(SELECTED TEXT)
— BEGIN —

The New Hippie Kitchen

The New Hippie Kitchen

Cooking the iconoclast way, in yurts, tepees, and more

By Lessley Anderson and Roxanne Webber

It used to be that only hippies grooved on stuff like rainwater filtration systems and solar panels. Finally the rest of the world is catching on. Here are 13 forward-thinking kitchens we feel best exemplify the hippie builder aesthetic: Their construction and function are in harmony with the Earth, they use few (or no!) nonrenewable resources, they’re built from reclaimed materials, and they don’t conform to mainstream ideas about kitchens. Plus, they look awesome.

The Taos County, New Mexico–based Phoenix is an Earthship, a sustainable architectural style that incorporates used car tires and adobe. The circular shapes in the walls are recycled bottles that act as mini stained-glass windows.
Photograph by Kirsten Jacobsen

This kitchen in northern Idaho is on the main floor of a bilevel yurt. The lower floor has round concrete walls and a slab foundation; the fabric yurt sits on top. The ladder at right goes up to the loft.
Photograph by Anne Byers via Living in the Round

The owners of this yurt in Sandpoint, Idaho, have gradually built their homestead within their means, leaving them with little overhead or debt. The kitchen has homemade cabinetry, and the couple installed their own plumbing and electrical systems. The space is housed in a 30-foot fabric yurt, which the couple insulated with felt.

— END —

(SUPPLIED DATA)
— BEGIN —

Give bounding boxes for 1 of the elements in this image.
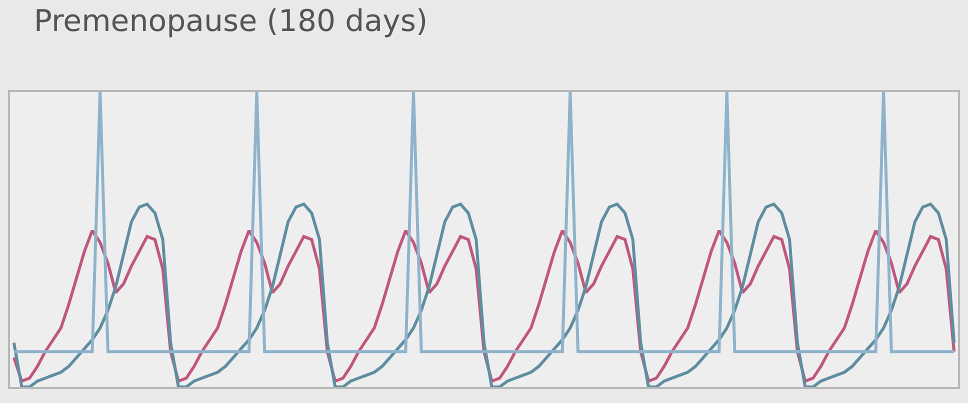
chart-title: Premenopause (180 days) <box>34 4 428 40</box>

— END —

(TASKS AND EXERCISES)
1/ Name every location the hippie kitchens article gives for a kitchen it describes.
2/ Resume the article on hippie kitchens after its last sentence.

(THE RESULTS)
1/ Taos County, New Mexico; northern Idaho; Sandpoint, Idaho

2/
Photograph by Anne Byers via Living in the Round

Tony and Faith Wrench’s That Roundhouse in Wales is a circular room made of cob (mud mixed with sand and straw) and recycled wood. Pipes through the wall take gray water into a reed bed. Water is solar-heated and stored in an oak brandy barrel.
Photograph by Tony Wrench

Jamaica-based Patrick Stanigar’s geodesic dome only has one living space, so Stanigar conceals kitchen items in wedge-shaped cabinets. More storage is in standard metal tool cabinets on wheels.
Photograph by David Cuthbert

Pangaia is an ecovillage in the jungle on the Big Island of Hawaii that uses rainwater and solar power. The kitchen is open, and connects directly to the vegetable garden.
Photograph by Kathy Vashro

A cob cottage built by Meka Bunch in Wolf Creek, Oregon, has a passive cooling device that acts as the refrigerator: It’s a shelf (left of the sink) backed by a screen open to the outside. In the summer Bunch covers the screen with wet burlap and the device serves as an air conditioner.
Photograph by Chris McClellan

This kitchen is in an otherwise fairly conventional central Maine farmhouse. It has an Amish wood-burning cookstove, poured concrete countertops, and a 400-pound retrofitted antique mop sink. The owners have a gas stove but more typically use the wood-burning stove—particularly in the winter—to cook food and heat the house.
Photograph by Daniel Wescott

Eryn is one of two spherical tree houses on Vancouver Island, British Columbia, Canada. The galley area has a microwave and a water dispenser with a small refrigerator underneath it. Tom Chudleigh, the owner and inventor of the spheres, says that they are designed to “fit harmoniously into a forest setting without altering it.”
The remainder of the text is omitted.